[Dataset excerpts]
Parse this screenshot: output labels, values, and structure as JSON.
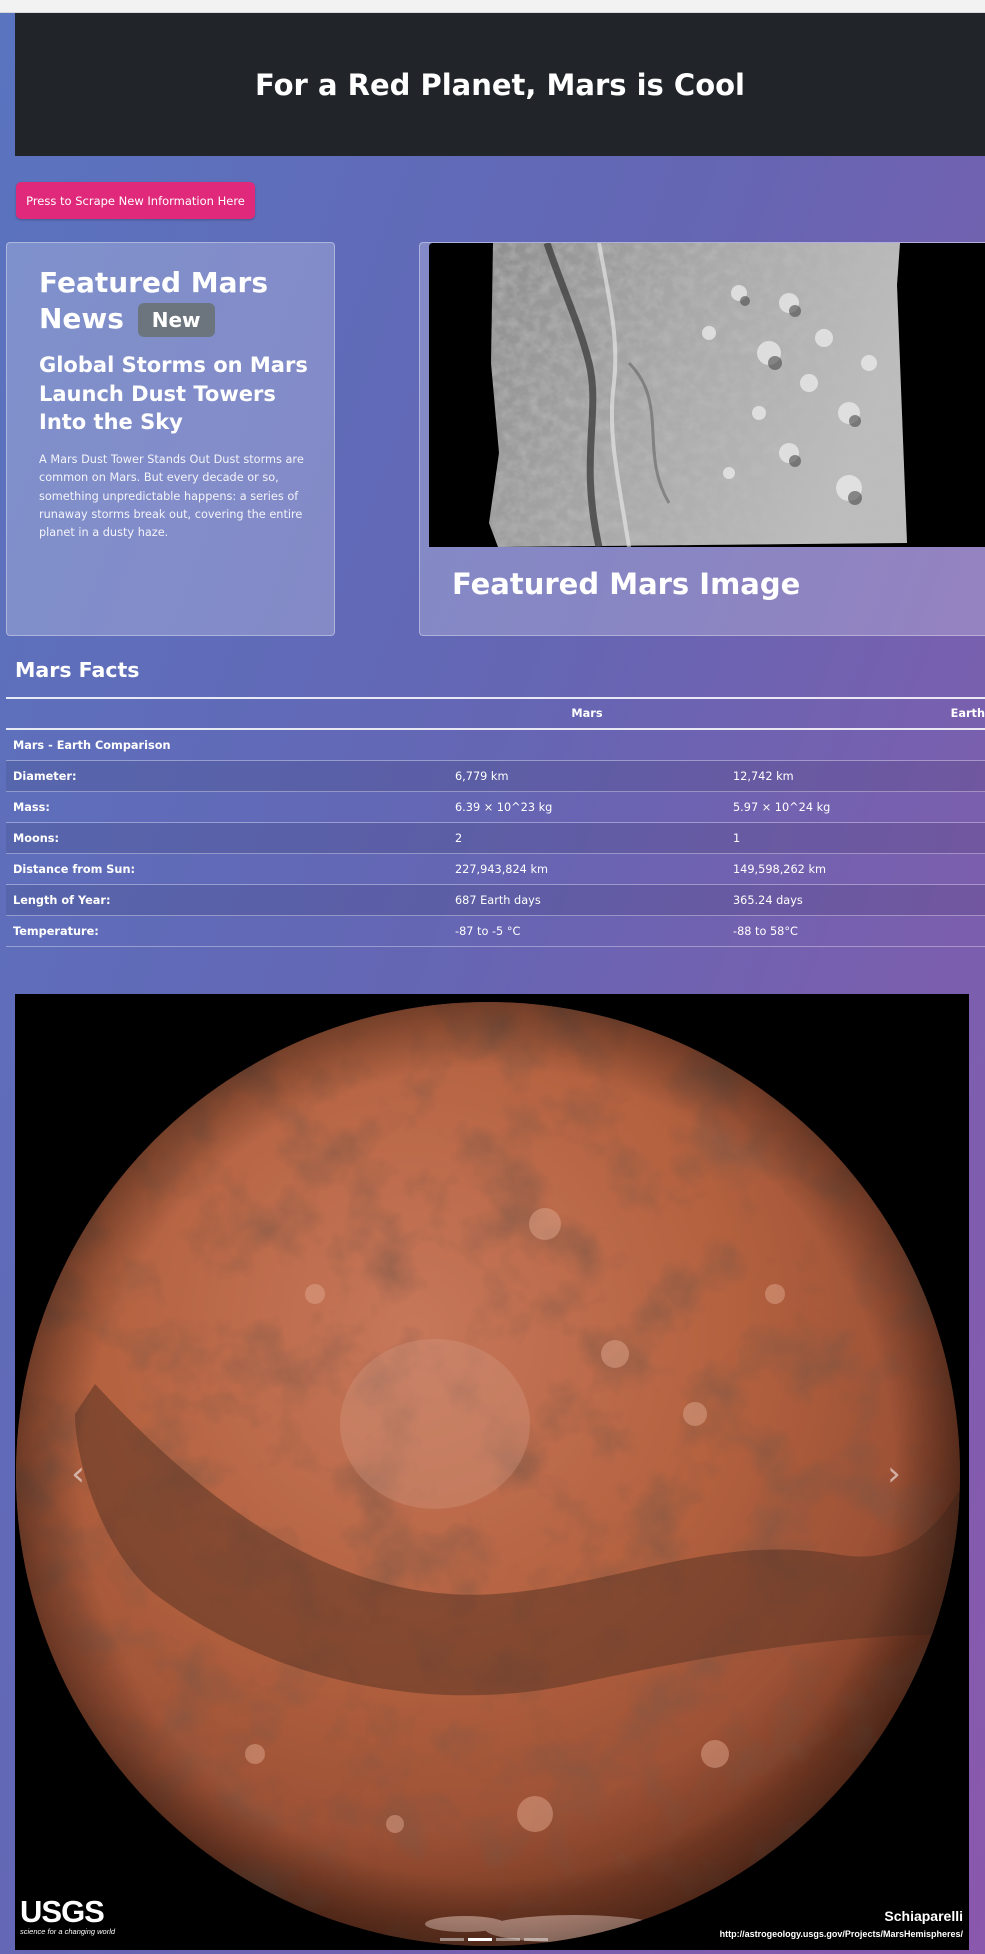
{
  "header": {
    "title": "For a Red Planet, Mars is Cool"
  },
  "scrape_button": {
    "label": "Press to Scrape New Information Here",
    "color": "#e0297a"
  },
  "news": {
    "heading": "Featured Mars News",
    "badge": "New",
    "title": "Global Storms on Mars Launch Dust Towers Into the Sky",
    "paragraph": "A Mars Dust Tower Stands Out Dust storms are common on Mars. But every decade or so, something unpredictable happens: a series of runaway storms break out, covering the entire planet in a dusty haze."
  },
  "featured_image": {
    "caption": "Featured Mars Image"
  },
  "facts": {
    "title": "Mars Facts",
    "columns": [
      "",
      "Mars",
      "Earth"
    ],
    "rows": [
      [
        "Mars - Earth Comparison",
        "",
        ""
      ],
      [
        "Diameter:",
        "6,779 km",
        "12,742 km"
      ],
      [
        "Mass:",
        "6.39 × 10^23 kg",
        "5.97 × 10^24 kg"
      ],
      [
        "Moons:",
        "2",
        "1"
      ],
      [
        "Distance from Sun:",
        "227,943,824 km",
        "149,598,262 km"
      ],
      [
        "Length of Year:",
        "687 Earth days",
        "365.24 days"
      ],
      [
        "Temperature:",
        "-87 to -5 °C",
        "-88 to 58°C"
      ]
    ]
  },
  "carousel": {
    "prev_icon": "chevron-left-icon",
    "next_icon": "chevron-right-icon",
    "slide_count": 4,
    "active_slide": 2,
    "logo": {
      "name": "USGS",
      "tagline": "science for a changing world"
    },
    "hemisphere_name": "Schiaparelli",
    "hemisphere_url": "http://astrogeology.usgs.gov/Projects/MarsHemispheres/"
  },
  "colors": {
    "header_bg": "#212429",
    "badge_bg": "#6c757d",
    "mars": "#b8653f"
  }
}
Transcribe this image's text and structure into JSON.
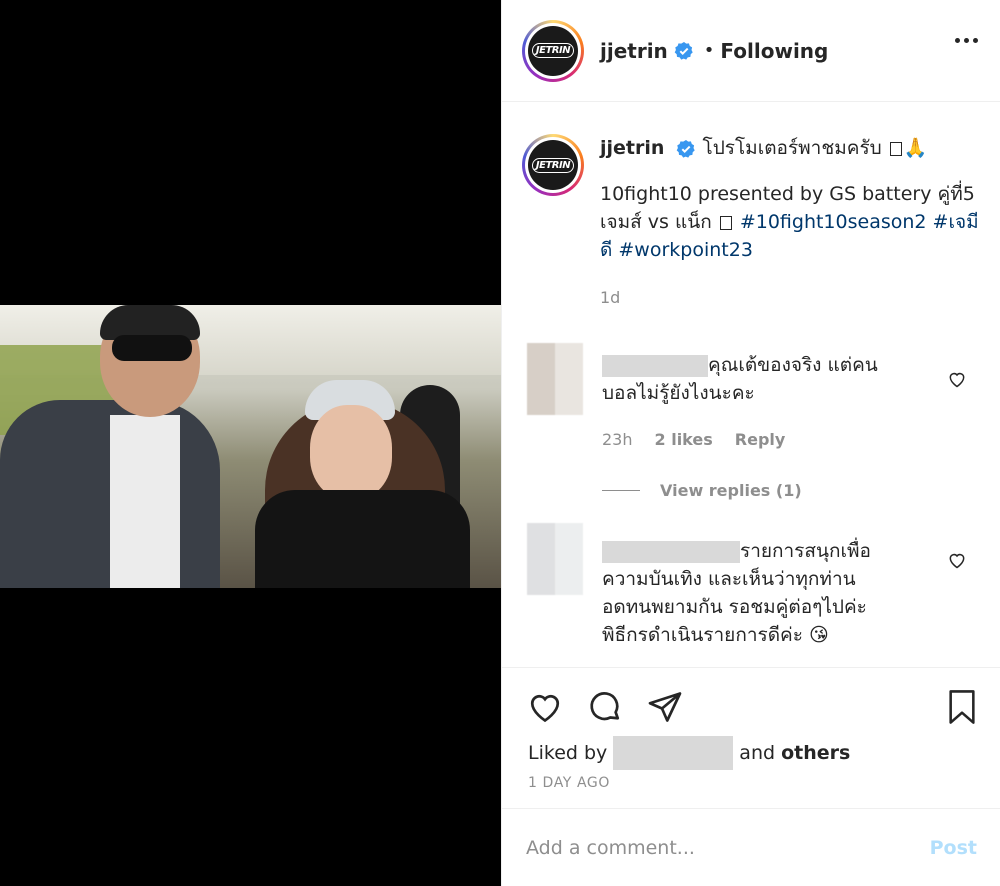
{
  "header": {
    "avatar_text": "JETRIN",
    "username": "jjetrin",
    "separator": "•",
    "follow_status": "Following"
  },
  "caption": {
    "avatar_text": "JETRIN",
    "username": "jjetrin",
    "line1": "โปรโมเตอร์พาชมครับ",
    "line1_emoji": "🙏",
    "text_a": "10fight10 presented by GS battery คู่ที่5 เจมส์ vs แน็ก",
    "hashtags": [
      "#10fight10season2",
      "#เจมีดี",
      "#workpoint23"
    ],
    "time": "1d"
  },
  "comments": [
    {
      "text": "คุณเต้ของจริง แต่คนบอลไม่รู้ยังไงนะคะ",
      "time": "23h",
      "likes": "2 likes",
      "reply": "Reply",
      "view_replies": "View replies (1)"
    },
    {
      "text": "รายการสนุกเพื่อความบันเทิง และเห็นว่าทุกท่านอดทนพยามกัน รอชมคู่ต่อๆไปค่ะ พิธีกรดำเนินรายการดีค่ะ",
      "emoji": "😘"
    }
  ],
  "likes": {
    "prefix": "Liked by",
    "and": "and",
    "others": "others"
  },
  "date": "1 DAY AGO",
  "add_comment": {
    "placeholder": "Add a comment...",
    "post_label": "Post"
  },
  "colors": {
    "hashtag": "#00376b",
    "verified": "#3897f0",
    "post_disabled": "#b2dffc",
    "meta_gray": "#8e8e8e"
  },
  "icons": [
    "verified-icon",
    "more-icon",
    "heart-icon",
    "comment-icon",
    "share-icon",
    "bookmark-icon"
  ]
}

The exercise:
All of the entries need to be transcribed word for word; pictures are left out.

Final result:
Parse this screenshot: output labels, values, and structure as JSON.
{
  "header": {
    "title": "For a Red Planet, Mars is Cool"
  },
  "scrape_button": {
    "label": "Press to Scrape New Information Here",
    "color": "#e0297a"
  },
  "news": {
    "heading": "Featured Mars News",
    "badge": "New",
    "title": "Global Storms on Mars Launch Dust Towers Into the Sky",
    "paragraph": "A Mars Dust Tower Stands Out Dust storms are common on Mars. But every decade or so, something unpredictable happens: a series of runaway storms break out, covering the entire planet in a dusty haze."
  },
  "featured_image": {
    "caption": "Featured Mars Image"
  },
  "facts": {
    "title": "Mars Facts",
    "columns": [
      "",
      "Mars",
      "Earth"
    ],
    "rows": [
      [
        "Mars - Earth Comparison",
        "",
        ""
      ],
      [
        "Diameter:",
        "6,779 km",
        "12,742 km"
      ],
      [
        "Mass:",
        "6.39 × 10^23 kg",
        "5.97 × 10^24 kg"
      ],
      [
        "Moons:",
        "2",
        "1"
      ],
      [
        "Distance from Sun:",
        "227,943,824 km",
        "149,598,262 km"
      ],
      [
        "Length of Year:",
        "687 Earth days",
        "365.24 days"
      ],
      [
        "Temperature:",
        "-87 to -5 °C",
        "-88 to 58°C"
      ]
    ]
  },
  "carousel": {
    "prev_icon": "chevron-left-icon",
    "next_icon": "chevron-right-icon",
    "slide_count": 4,
    "active_slide": 2,
    "logo": {
      "name": "USGS",
      "tagline": "science for a changing world"
    },
    "hemisphere_name": "Schiaparelli",
    "hemisphere_url": "http://astrogeology.usgs.gov/Projects/MarsHemispheres/"
  },
  "colors": {
    "header_bg": "#212429",
    "badge_bg": "#6c757d",
    "mars": "#b8653f"
  }
}
Transcribe this image's text and structure into JSON.
{
  "header": {
    "avatar_text": "JETRIN",
    "username": "jjetrin",
    "separator": "•",
    "follow_status": "Following"
  },
  "caption": {
    "avatar_text": "JETRIN",
    "username": "jjetrin",
    "line1": "โปรโมเตอร์พาชมครับ",
    "line1_emoji": "🙏",
    "text_a": "10fight10 presented by GS battery คู่ที่5 เจมส์ vs แน็ก",
    "hashtags": [
      "#10fight10season2",
      "#เจมีดี",
      "#workpoint23"
    ],
    "time": "1d"
  },
  "comments": [
    {
      "text": "คุณเต้ของจริง แต่คนบอลไม่รู้ยังไงนะคะ",
      "time": "23h",
      "likes": "2 likes",
      "reply": "Reply",
      "view_replies": "View replies (1)"
    },
    {
      "text": "รายการสนุกเพื่อความบันเทิง และเห็นว่าทุกท่านอดทนพยามกัน รอชมคู่ต่อๆไปค่ะ พิธีกรดำเนินรายการดีค่ะ",
      "emoji": "😘"
    }
  ],
  "likes": {
    "prefix": "Liked by",
    "and": "and",
    "others": "others"
  },
  "date": "1 DAY AGO",
  "add_comment": {
    "placeholder": "Add a comment...",
    "post_label": "Post"
  },
  "colors": {
    "hashtag": "#00376b",
    "verified": "#3897f0",
    "post_disabled": "#b2dffc",
    "meta_gray": "#8e8e8e"
  },
  "icons": [
    "verified-icon",
    "more-icon",
    "heart-icon",
    "comment-icon",
    "share-icon",
    "bookmark-icon"
  ]
}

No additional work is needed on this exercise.